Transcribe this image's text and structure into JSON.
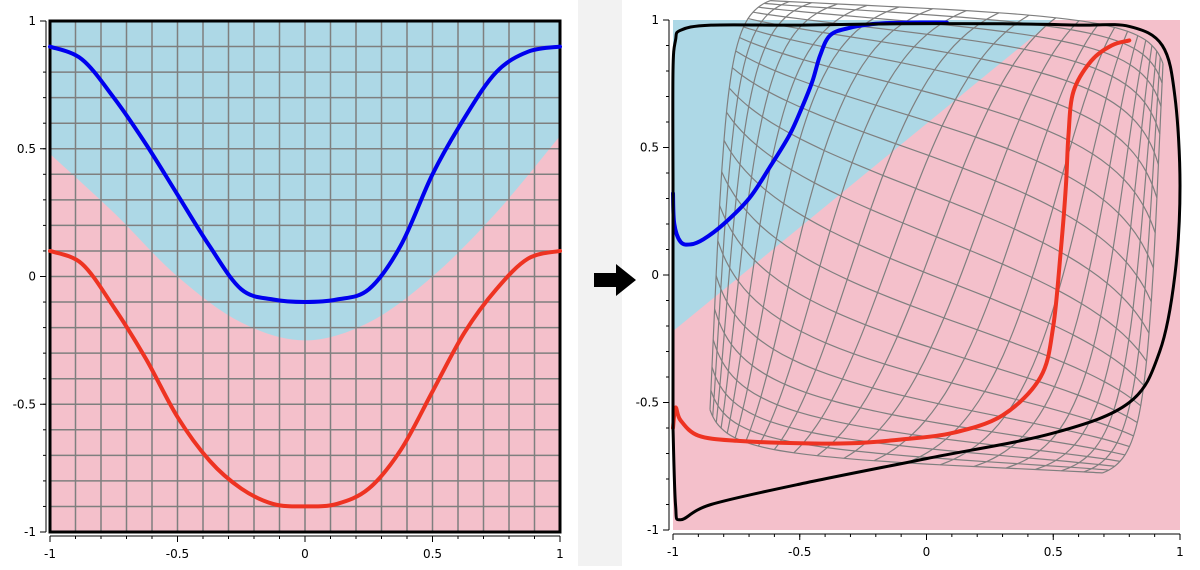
{
  "chart_data": [
    {
      "type": "line",
      "xlim": [
        -1,
        1
      ],
      "ylim": [
        -1,
        1
      ],
      "xticks": [
        -1,
        -0.5,
        0,
        0.5,
        1
      ],
      "yticks": [
        -1,
        -0.5,
        0,
        0.5,
        1
      ],
      "tick_labels_x": [
        "-1",
        "-0.5",
        "0",
        "0.5",
        "1"
      ],
      "tick_labels_y": [
        "-1",
        "-0.5",
        "0",
        "0.5",
        "1"
      ],
      "grid": true,
      "region_colors": {
        "upper": "#add8e6",
        "lower": "#f4c0cb"
      },
      "boundary": {
        "x": [
          -1,
          -0.75,
          -0.5,
          -0.25,
          0,
          0.25,
          0.5,
          0.75,
          1
        ],
        "y": [
          0.48,
          0.25,
          0.0,
          -0.18,
          -0.25,
          -0.18,
          0.0,
          0.25,
          0.55
        ]
      },
      "series": [
        {
          "color": "#0000ee",
          "x": [
            -1,
            -0.875,
            -0.75,
            -0.625,
            -0.5,
            -0.375,
            -0.25,
            -0.125,
            0,
            0.125,
            0.25,
            0.375,
            0.5,
            0.625,
            0.75,
            0.875,
            1
          ],
          "y": [
            0.9,
            0.85,
            0.7,
            0.52,
            0.32,
            0.12,
            -0.05,
            -0.09,
            -0.1,
            -0.09,
            -0.05,
            0.12,
            0.4,
            0.62,
            0.8,
            0.88,
            0.9
          ]
        },
        {
          "color": "#ee3322",
          "x": [
            -1,
            -0.875,
            -0.75,
            -0.625,
            -0.5,
            -0.375,
            -0.25,
            -0.125,
            0,
            0.125,
            0.25,
            0.375,
            0.5,
            0.625,
            0.75,
            0.875,
            1
          ],
          "y": [
            0.1,
            0.05,
            -0.12,
            -0.32,
            -0.55,
            -0.72,
            -0.83,
            -0.89,
            -0.9,
            -0.89,
            -0.83,
            -0.68,
            -0.45,
            -0.22,
            -0.05,
            0.07,
            0.1
          ]
        }
      ]
    },
    {
      "type": "line",
      "xlim": [
        -1,
        1
      ],
      "ylim": [
        -1,
        1
      ],
      "xticks": [
        -1,
        -0.5,
        0,
        0.5,
        1
      ],
      "yticks": [
        -1,
        -0.5,
        0,
        0.5,
        1
      ],
      "tick_labels_x": [
        "-1",
        "-0.5",
        "0",
        "0.5",
        "1"
      ],
      "tick_labels_y": [
        "-1",
        "-0.5",
        "0",
        "0.5",
        "1"
      ],
      "region_colors": {
        "upper": "#add8e6",
        "lower": "#f4c0cb"
      },
      "boundary_line": {
        "x": [
          -1,
          0.5
        ],
        "y": [
          -0.22,
          1
        ]
      },
      "series": [
        {
          "color": "#0000ee",
          "x": [
            -1,
            -0.995,
            -0.97,
            -0.93,
            -0.88,
            -0.8,
            -0.7,
            -0.62,
            -0.54,
            -0.49,
            -0.45,
            -0.42,
            -0.38,
            -0.3,
            -0.2,
            -0.08,
            0.08
          ],
          "y": [
            0.32,
            0.2,
            0.13,
            0.12,
            0.14,
            0.2,
            0.3,
            0.42,
            0.55,
            0.66,
            0.76,
            0.86,
            0.94,
            0.97,
            0.985,
            0.99,
            0.99
          ]
        },
        {
          "color": "#ee3322",
          "x": [
            -1,
            -0.99,
            -0.97,
            -0.9,
            -0.75,
            -0.5,
            -0.3,
            -0.1,
            0.1,
            0.3,
            0.45,
            0.5,
            0.53,
            0.55,
            0.56,
            0.58,
            0.65,
            0.73,
            0.8
          ],
          "y": [
            -0.6,
            -0.52,
            -0.57,
            -0.63,
            -0.65,
            -0.66,
            -0.66,
            -0.645,
            -0.62,
            -0.55,
            -0.4,
            -0.2,
            0.1,
            0.35,
            0.55,
            0.72,
            0.84,
            0.9,
            0.92
          ]
        },
        {
          "color": "#000000",
          "x": [
            -1,
            -1,
            -0.99,
            -0.97,
            -0.85,
            -0.5,
            -0.1,
            0.3,
            0.6,
            0.8,
            0.93,
            0.98,
            1,
            0.98,
            0.92,
            0.8,
            0.5,
            0,
            -0.5,
            -0.85,
            -0.97,
            -0.99,
            -1
          ],
          "y": [
            0.35,
            0.8,
            0.92,
            0.96,
            0.98,
            0.98,
            0.985,
            0.985,
            0.98,
            0.975,
            0.9,
            0.7,
            0.35,
            0.0,
            -0.3,
            -0.5,
            -0.62,
            -0.72,
            -0.82,
            -0.9,
            -0.96,
            -0.9,
            -0.6
          ]
        }
      ]
    }
  ],
  "arrow": {
    "color": "#000000"
  }
}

--

→ **GIVEN INSTRUCTION**: Above are records to transcribe exactly; leave their pictures out.

→ **REPLY TO THE EXERCISE**:
Transcribe this image's text and structure into JSON.
{
  "chart_data": [
    {
      "type": "line",
      "xlim": [
        -1,
        1
      ],
      "ylim": [
        -1,
        1
      ],
      "xticks": [
        -1,
        -0.5,
        0,
        0.5,
        1
      ],
      "yticks": [
        -1,
        -0.5,
        0,
        0.5,
        1
      ],
      "tick_labels_x": [
        "-1",
        "-0.5",
        "0",
        "0.5",
        "1"
      ],
      "tick_labels_y": [
        "-1",
        "-0.5",
        "0",
        "0.5",
        "1"
      ],
      "grid": true,
      "region_colors": {
        "upper": "#add8e6",
        "lower": "#f4c0cb"
      },
      "boundary": {
        "x": [
          -1,
          -0.75,
          -0.5,
          -0.25,
          0,
          0.25,
          0.5,
          0.75,
          1
        ],
        "y": [
          0.48,
          0.25,
          0.0,
          -0.18,
          -0.25,
          -0.18,
          0.0,
          0.25,
          0.55
        ]
      },
      "series": [
        {
          "color": "#0000ee",
          "x": [
            -1,
            -0.875,
            -0.75,
            -0.625,
            -0.5,
            -0.375,
            -0.25,
            -0.125,
            0,
            0.125,
            0.25,
            0.375,
            0.5,
            0.625,
            0.75,
            0.875,
            1
          ],
          "y": [
            0.9,
            0.85,
            0.7,
            0.52,
            0.32,
            0.12,
            -0.05,
            -0.09,
            -0.1,
            -0.09,
            -0.05,
            0.12,
            0.4,
            0.62,
            0.8,
            0.88,
            0.9
          ]
        },
        {
          "color": "#ee3322",
          "x": [
            -1,
            -0.875,
            -0.75,
            -0.625,
            -0.5,
            -0.375,
            -0.25,
            -0.125,
            0,
            0.125,
            0.25,
            0.375,
            0.5,
            0.625,
            0.75,
            0.875,
            1
          ],
          "y": [
            0.1,
            0.05,
            -0.12,
            -0.32,
            -0.55,
            -0.72,
            -0.83,
            -0.89,
            -0.9,
            -0.89,
            -0.83,
            -0.68,
            -0.45,
            -0.22,
            -0.05,
            0.07,
            0.1
          ]
        }
      ]
    },
    {
      "type": "line",
      "xlim": [
        -1,
        1
      ],
      "ylim": [
        -1,
        1
      ],
      "xticks": [
        -1,
        -0.5,
        0,
        0.5,
        1
      ],
      "yticks": [
        -1,
        -0.5,
        0,
        0.5,
        1
      ],
      "tick_labels_x": [
        "-1",
        "-0.5",
        "0",
        "0.5",
        "1"
      ],
      "tick_labels_y": [
        "-1",
        "-0.5",
        "0",
        "0.5",
        "1"
      ],
      "region_colors": {
        "upper": "#add8e6",
        "lower": "#f4c0cb"
      },
      "boundary_line": {
        "x": [
          -1,
          0.5
        ],
        "y": [
          -0.22,
          1
        ]
      },
      "series": [
        {
          "color": "#0000ee",
          "x": [
            -1,
            -0.995,
            -0.97,
            -0.93,
            -0.88,
            -0.8,
            -0.7,
            -0.62,
            -0.54,
            -0.49,
            -0.45,
            -0.42,
            -0.38,
            -0.3,
            -0.2,
            -0.08,
            0.08
          ],
          "y": [
            0.32,
            0.2,
            0.13,
            0.12,
            0.14,
            0.2,
            0.3,
            0.42,
            0.55,
            0.66,
            0.76,
            0.86,
            0.94,
            0.97,
            0.985,
            0.99,
            0.99
          ]
        },
        {
          "color": "#ee3322",
          "x": [
            -1,
            -0.99,
            -0.97,
            -0.9,
            -0.75,
            -0.5,
            -0.3,
            -0.1,
            0.1,
            0.3,
            0.45,
            0.5,
            0.53,
            0.55,
            0.56,
            0.58,
            0.65,
            0.73,
            0.8
          ],
          "y": [
            -0.6,
            -0.52,
            -0.57,
            -0.63,
            -0.65,
            -0.66,
            -0.66,
            -0.645,
            -0.62,
            -0.55,
            -0.4,
            -0.2,
            0.1,
            0.35,
            0.55,
            0.72,
            0.84,
            0.9,
            0.92
          ]
        },
        {
          "color": "#000000",
          "x": [
            -1,
            -1,
            -0.99,
            -0.97,
            -0.85,
            -0.5,
            -0.1,
            0.3,
            0.6,
            0.8,
            0.93,
            0.98,
            1,
            0.98,
            0.92,
            0.8,
            0.5,
            0,
            -0.5,
            -0.85,
            -0.97,
            -0.99,
            -1
          ],
          "y": [
            0.35,
            0.8,
            0.92,
            0.96,
            0.98,
            0.98,
            0.985,
            0.985,
            0.98,
            0.975,
            0.9,
            0.7,
            0.35,
            0.0,
            -0.3,
            -0.5,
            -0.62,
            -0.72,
            -0.82,
            -0.9,
            -0.96,
            -0.9,
            -0.6
          ]
        }
      ]
    }
  ],
  "arrow": {
    "color": "#000000"
  }
}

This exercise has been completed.